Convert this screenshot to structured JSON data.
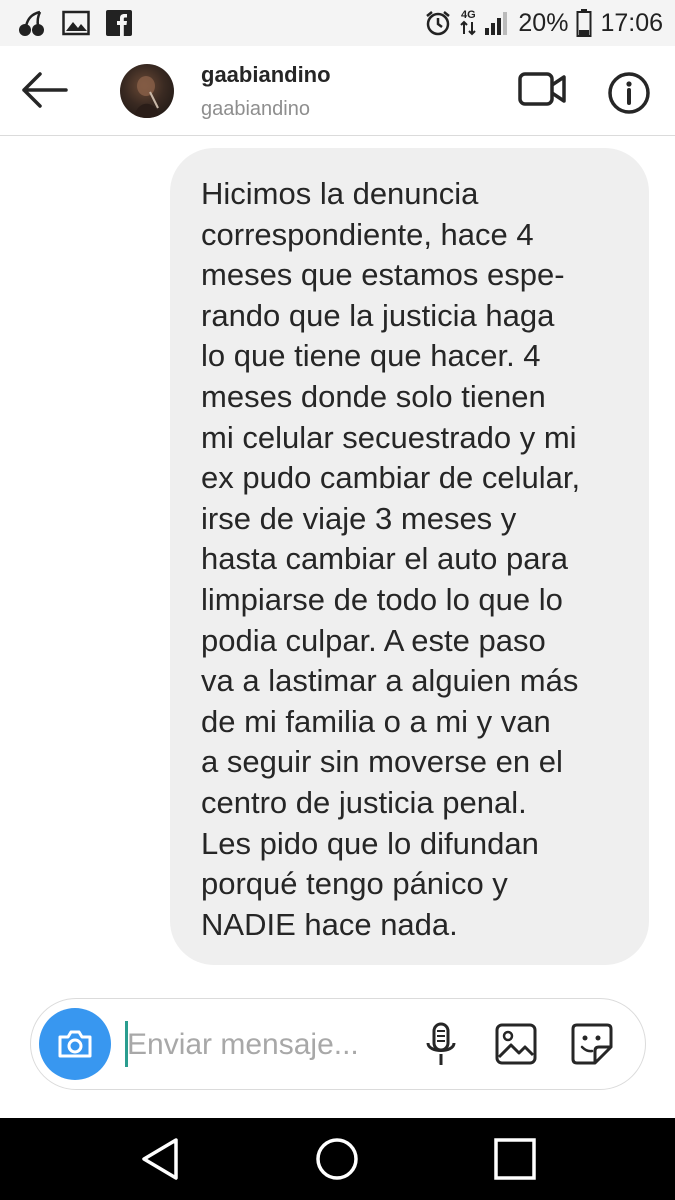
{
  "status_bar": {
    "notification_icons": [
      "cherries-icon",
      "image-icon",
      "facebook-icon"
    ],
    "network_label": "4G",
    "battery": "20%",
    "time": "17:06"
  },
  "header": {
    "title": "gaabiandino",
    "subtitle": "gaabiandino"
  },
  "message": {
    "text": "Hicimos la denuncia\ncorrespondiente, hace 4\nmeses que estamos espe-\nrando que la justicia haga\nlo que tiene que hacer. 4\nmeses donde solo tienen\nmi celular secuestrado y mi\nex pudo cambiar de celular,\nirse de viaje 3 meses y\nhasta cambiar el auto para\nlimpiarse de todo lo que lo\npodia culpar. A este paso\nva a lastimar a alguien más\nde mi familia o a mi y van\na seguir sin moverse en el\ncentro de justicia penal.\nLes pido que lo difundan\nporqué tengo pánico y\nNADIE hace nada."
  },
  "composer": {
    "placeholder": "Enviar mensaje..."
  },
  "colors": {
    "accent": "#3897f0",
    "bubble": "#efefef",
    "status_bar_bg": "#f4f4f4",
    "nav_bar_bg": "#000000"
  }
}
******
_Instruction_. Write out every line above exactly as it is, leaving out the pictures.

_Final answer_.
Convert this screenshot to structured JSON data.
{
  "status_bar": {
    "notification_icons": [
      "cherries-icon",
      "image-icon",
      "facebook-icon"
    ],
    "network_label": "4G",
    "battery": "20%",
    "time": "17:06"
  },
  "header": {
    "title": "gaabiandino",
    "subtitle": "gaabiandino"
  },
  "message": {
    "text": "Hicimos la denuncia\ncorrespondiente, hace 4\nmeses que estamos espe-\nrando que la justicia haga\nlo que tiene que hacer. 4\nmeses donde solo tienen\nmi celular secuestrado y mi\nex pudo cambiar de celular,\nirse de viaje 3 meses y\nhasta cambiar el auto para\nlimpiarse de todo lo que lo\npodia culpar. A este paso\nva a lastimar a alguien más\nde mi familia o a mi y van\na seguir sin moverse en el\ncentro de justicia penal.\nLes pido que lo difundan\nporqué tengo pánico y\nNADIE hace nada."
  },
  "composer": {
    "placeholder": "Enviar mensaje..."
  },
  "colors": {
    "accent": "#3897f0",
    "bubble": "#efefef",
    "status_bar_bg": "#f4f4f4",
    "nav_bar_bg": "#000000"
  }
}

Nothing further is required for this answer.